Directions for this task: Edit the entries from the line with "remove-tag-icon[interactable]: ✕ (337, 458, 351, 475)" up to and including the line with "tag-label: French (284, 458, 328, 474)": write them out again with "Dutch" changed to "German" and nothing else altered.

------------------------------

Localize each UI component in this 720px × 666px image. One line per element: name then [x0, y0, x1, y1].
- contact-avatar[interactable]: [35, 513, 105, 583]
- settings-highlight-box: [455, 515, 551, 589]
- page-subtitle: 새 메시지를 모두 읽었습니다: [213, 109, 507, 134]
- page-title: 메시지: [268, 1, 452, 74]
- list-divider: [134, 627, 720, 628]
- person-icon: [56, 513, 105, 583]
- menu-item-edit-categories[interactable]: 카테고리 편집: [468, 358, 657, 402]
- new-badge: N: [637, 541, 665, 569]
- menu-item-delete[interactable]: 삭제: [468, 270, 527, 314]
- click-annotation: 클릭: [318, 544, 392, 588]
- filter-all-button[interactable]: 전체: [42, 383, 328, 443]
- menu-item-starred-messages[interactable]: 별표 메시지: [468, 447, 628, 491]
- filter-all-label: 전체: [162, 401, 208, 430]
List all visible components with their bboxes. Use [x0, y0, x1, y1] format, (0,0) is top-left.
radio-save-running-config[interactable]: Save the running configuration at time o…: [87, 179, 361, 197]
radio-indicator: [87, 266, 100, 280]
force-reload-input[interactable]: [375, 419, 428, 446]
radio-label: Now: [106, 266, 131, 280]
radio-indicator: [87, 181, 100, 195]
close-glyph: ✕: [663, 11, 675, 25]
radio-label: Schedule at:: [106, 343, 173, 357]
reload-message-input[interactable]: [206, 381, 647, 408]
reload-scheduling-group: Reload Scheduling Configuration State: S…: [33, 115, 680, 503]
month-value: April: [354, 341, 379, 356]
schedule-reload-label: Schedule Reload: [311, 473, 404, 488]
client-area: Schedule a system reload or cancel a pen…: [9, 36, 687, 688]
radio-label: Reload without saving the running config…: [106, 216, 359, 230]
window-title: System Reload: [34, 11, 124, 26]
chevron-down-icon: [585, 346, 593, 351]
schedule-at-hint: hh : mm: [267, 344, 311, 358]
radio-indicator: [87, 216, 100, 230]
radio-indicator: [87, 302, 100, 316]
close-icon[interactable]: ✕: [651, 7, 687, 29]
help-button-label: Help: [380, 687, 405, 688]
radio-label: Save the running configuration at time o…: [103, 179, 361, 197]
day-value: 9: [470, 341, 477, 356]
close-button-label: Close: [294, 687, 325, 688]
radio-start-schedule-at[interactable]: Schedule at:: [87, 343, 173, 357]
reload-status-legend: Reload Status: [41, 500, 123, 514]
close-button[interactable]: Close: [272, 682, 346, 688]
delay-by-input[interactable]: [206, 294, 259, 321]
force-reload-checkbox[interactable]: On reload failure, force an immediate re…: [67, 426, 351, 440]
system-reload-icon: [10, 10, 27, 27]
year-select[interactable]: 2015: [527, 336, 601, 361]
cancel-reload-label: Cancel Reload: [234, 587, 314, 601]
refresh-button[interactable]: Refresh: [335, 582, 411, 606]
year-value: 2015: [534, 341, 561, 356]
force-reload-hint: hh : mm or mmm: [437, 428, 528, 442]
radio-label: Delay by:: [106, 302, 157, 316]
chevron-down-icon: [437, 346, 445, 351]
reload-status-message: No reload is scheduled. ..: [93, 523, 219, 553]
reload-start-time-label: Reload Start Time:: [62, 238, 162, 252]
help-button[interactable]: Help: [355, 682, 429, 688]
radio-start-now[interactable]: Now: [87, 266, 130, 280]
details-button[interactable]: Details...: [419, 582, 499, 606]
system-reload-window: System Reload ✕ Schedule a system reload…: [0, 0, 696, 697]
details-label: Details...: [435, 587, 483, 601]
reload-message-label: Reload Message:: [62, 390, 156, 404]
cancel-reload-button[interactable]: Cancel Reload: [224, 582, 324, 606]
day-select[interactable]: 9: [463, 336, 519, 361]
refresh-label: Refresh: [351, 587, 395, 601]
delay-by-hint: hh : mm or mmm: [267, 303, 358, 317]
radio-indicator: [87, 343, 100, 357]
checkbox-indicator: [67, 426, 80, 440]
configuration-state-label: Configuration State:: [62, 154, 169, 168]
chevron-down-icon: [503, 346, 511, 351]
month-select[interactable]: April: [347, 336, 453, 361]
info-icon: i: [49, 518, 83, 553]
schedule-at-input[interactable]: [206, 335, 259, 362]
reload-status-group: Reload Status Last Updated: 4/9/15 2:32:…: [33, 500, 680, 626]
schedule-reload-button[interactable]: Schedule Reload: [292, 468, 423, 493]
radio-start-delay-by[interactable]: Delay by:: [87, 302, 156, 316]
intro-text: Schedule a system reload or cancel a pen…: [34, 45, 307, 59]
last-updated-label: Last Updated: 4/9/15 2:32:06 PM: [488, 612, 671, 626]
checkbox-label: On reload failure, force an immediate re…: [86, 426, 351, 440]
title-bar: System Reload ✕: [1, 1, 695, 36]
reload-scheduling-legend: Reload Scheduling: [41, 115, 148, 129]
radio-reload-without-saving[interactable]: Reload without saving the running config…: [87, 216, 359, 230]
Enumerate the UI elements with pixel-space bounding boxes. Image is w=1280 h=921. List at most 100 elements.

------------------------------

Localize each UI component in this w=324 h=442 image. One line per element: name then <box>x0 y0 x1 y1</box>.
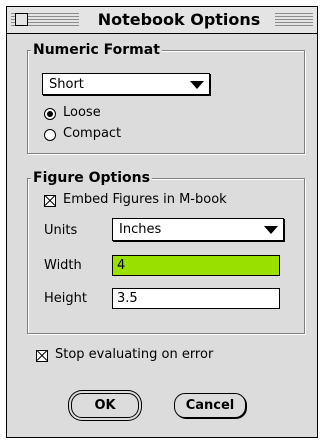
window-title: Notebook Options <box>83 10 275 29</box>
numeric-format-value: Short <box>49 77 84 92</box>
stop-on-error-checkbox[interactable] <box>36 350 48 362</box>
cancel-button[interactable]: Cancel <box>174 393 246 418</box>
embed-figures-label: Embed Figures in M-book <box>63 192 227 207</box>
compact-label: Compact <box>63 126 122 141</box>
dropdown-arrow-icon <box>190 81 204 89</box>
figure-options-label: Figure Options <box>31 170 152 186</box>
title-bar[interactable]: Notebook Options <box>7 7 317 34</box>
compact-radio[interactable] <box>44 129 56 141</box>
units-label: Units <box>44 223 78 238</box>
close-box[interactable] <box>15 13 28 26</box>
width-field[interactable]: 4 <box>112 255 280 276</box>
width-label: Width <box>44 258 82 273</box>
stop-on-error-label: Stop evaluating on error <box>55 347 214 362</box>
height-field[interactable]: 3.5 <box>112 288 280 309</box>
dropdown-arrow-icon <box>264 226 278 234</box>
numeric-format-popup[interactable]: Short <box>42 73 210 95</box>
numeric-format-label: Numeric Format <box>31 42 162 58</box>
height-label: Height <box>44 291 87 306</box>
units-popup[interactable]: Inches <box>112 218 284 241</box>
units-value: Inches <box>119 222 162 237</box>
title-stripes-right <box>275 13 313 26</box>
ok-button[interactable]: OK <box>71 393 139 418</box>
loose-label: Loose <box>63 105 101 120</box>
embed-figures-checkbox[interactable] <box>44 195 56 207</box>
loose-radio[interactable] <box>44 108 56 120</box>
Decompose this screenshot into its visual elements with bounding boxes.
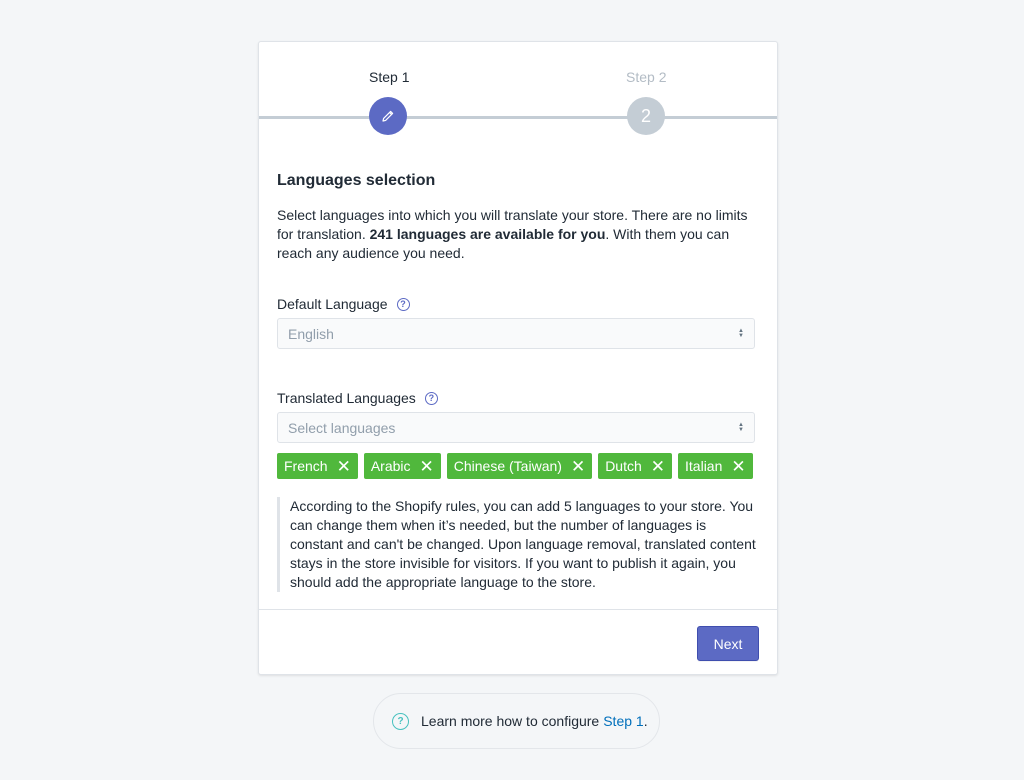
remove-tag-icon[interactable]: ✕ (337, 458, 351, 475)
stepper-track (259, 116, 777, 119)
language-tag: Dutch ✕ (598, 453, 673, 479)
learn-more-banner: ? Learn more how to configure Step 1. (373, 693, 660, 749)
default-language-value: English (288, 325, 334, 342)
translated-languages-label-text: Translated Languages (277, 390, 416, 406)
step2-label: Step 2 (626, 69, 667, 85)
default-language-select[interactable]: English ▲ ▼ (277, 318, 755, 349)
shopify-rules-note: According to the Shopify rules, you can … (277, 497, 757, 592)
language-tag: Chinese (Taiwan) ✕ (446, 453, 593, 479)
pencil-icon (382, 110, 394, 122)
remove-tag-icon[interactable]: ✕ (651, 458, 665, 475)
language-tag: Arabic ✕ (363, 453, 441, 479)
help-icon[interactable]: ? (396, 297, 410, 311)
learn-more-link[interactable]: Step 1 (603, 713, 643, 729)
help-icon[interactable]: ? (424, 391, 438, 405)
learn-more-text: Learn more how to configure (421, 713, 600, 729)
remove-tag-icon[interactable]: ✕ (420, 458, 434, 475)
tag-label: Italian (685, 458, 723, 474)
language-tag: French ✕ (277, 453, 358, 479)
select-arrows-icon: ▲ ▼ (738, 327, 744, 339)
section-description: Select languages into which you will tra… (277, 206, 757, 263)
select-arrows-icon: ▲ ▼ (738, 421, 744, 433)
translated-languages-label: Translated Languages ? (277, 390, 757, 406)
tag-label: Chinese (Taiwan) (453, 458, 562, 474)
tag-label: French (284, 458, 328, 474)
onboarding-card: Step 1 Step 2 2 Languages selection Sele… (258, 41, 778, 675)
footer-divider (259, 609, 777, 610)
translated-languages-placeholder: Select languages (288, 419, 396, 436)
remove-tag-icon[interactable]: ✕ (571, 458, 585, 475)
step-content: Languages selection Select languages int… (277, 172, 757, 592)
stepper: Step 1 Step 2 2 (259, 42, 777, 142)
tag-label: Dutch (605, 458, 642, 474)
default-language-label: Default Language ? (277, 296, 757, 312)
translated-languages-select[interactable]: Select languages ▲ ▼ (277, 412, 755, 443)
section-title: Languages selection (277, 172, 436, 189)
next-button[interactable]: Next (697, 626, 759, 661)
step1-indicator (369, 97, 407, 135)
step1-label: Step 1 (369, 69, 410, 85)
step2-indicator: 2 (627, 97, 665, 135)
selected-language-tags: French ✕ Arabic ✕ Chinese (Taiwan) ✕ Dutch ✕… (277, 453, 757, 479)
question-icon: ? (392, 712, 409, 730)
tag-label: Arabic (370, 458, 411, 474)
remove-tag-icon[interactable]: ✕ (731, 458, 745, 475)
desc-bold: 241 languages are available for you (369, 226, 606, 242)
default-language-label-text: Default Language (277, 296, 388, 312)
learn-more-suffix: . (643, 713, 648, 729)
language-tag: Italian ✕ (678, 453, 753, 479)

------------------------------

Written response:
remove-tag-icon[interactable]: ✕ (337, 458, 351, 475)
stepper-track (259, 116, 777, 119)
language-tag: German ✕ (598, 453, 673, 479)
learn-more-banner: ? Learn more how to configure Step 1. (373, 693, 660, 749)
default-language-value: English (288, 325, 334, 342)
translated-languages-label-text: Translated Languages (277, 390, 416, 406)
step2-label: Step 2 (626, 69, 667, 85)
default-language-select[interactable]: English ▲ ▼ (277, 318, 755, 349)
shopify-rules-note: According to the Shopify rules, you can … (277, 497, 757, 592)
language-tag: Chinese (Taiwan) ✕ (446, 453, 593, 479)
pencil-icon (382, 110, 394, 122)
remove-tag-icon[interactable]: ✕ (651, 458, 665, 475)
language-tag: Arabic ✕ (363, 453, 441, 479)
help-icon[interactable]: ? (396, 297, 410, 311)
learn-more-link[interactable]: Step 1 (603, 713, 643, 729)
help-icon[interactable]: ? (424, 391, 438, 405)
learn-more-text: Learn more how to configure (421, 713, 600, 729)
remove-tag-icon[interactable]: ✕ (420, 458, 434, 475)
tag-label: Italian (685, 458, 723, 474)
language-tag: French ✕ (277, 453, 358, 479)
select-arrows-icon: ▲ ▼ (738, 327, 744, 339)
section-description: Select languages into which you will tra… (277, 206, 757, 263)
select-arrows-icon: ▲ ▼ (738, 421, 744, 433)
translated-languages-label: Translated Languages ? (277, 390, 757, 406)
tag-label: Chinese (Taiwan) (453, 458, 562, 474)
tag-label: French (284, 458, 328, 474)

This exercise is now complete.